-- The task --
Extract every line of the material below and reproduce it faithfully.

[Records from a data collection]
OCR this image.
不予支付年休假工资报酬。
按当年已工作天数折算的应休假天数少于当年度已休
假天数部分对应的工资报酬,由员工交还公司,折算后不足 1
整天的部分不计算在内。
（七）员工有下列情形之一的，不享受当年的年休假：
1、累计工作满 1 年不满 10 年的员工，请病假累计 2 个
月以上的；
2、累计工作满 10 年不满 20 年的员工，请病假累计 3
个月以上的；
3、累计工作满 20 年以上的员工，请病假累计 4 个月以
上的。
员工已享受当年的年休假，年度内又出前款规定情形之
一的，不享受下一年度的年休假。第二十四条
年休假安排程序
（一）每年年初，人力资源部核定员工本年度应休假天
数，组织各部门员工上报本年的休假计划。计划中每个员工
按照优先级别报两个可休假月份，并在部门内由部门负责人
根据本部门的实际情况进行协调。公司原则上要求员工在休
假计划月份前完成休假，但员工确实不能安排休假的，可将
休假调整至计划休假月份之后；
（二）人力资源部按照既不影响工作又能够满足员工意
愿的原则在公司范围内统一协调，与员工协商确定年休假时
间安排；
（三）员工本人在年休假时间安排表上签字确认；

-- Answer to the problem --
OCR this image.
不予支付年休假工资报酬。
按当年已工作天数折算的应休假天数少于当年度已休
假天数部分对应的工资报酬,由员工交还公司,折算后不足 1
整天的部分不计算在内。
（七）员工有下列情形之一的，不享受当年的年休假：
1、累计工作满 1 年不满 10 年的员工，请病假累计 2 个
月以上的；
2、累计工作满 10 年不满 20 年的员工，请病假累计 3
个月以上的；
3、累计工作满 20 年以上的员工，请病假累计 4 个月以
上的。
员工已享受当年的年休假，年度内又出前款规定情形之
一的，不享受下一年度的年休假。第二十四条
年休假安排程序
（一）每年年初，人力资源部核定员工本年度应休假天
数，组织各部门员工上报本年的休假计划。计划中每个员工
按照优先级别报两个可休假月份，并在部门内由部门负责人
根据本部门的实际情况进行协调。公司原则上要求员工在休
假计划月份前完成休假，但员工确实不能安排休假的，可将
休假调整至计划休假月份之后；
（二）人力资源部按照既不影响工作又能够满足员工意
愿的原则在公司范围内统一协调，与员工协商确定年休假时
间安排；
（三）员工本人在年休假时间安排表上签字确认；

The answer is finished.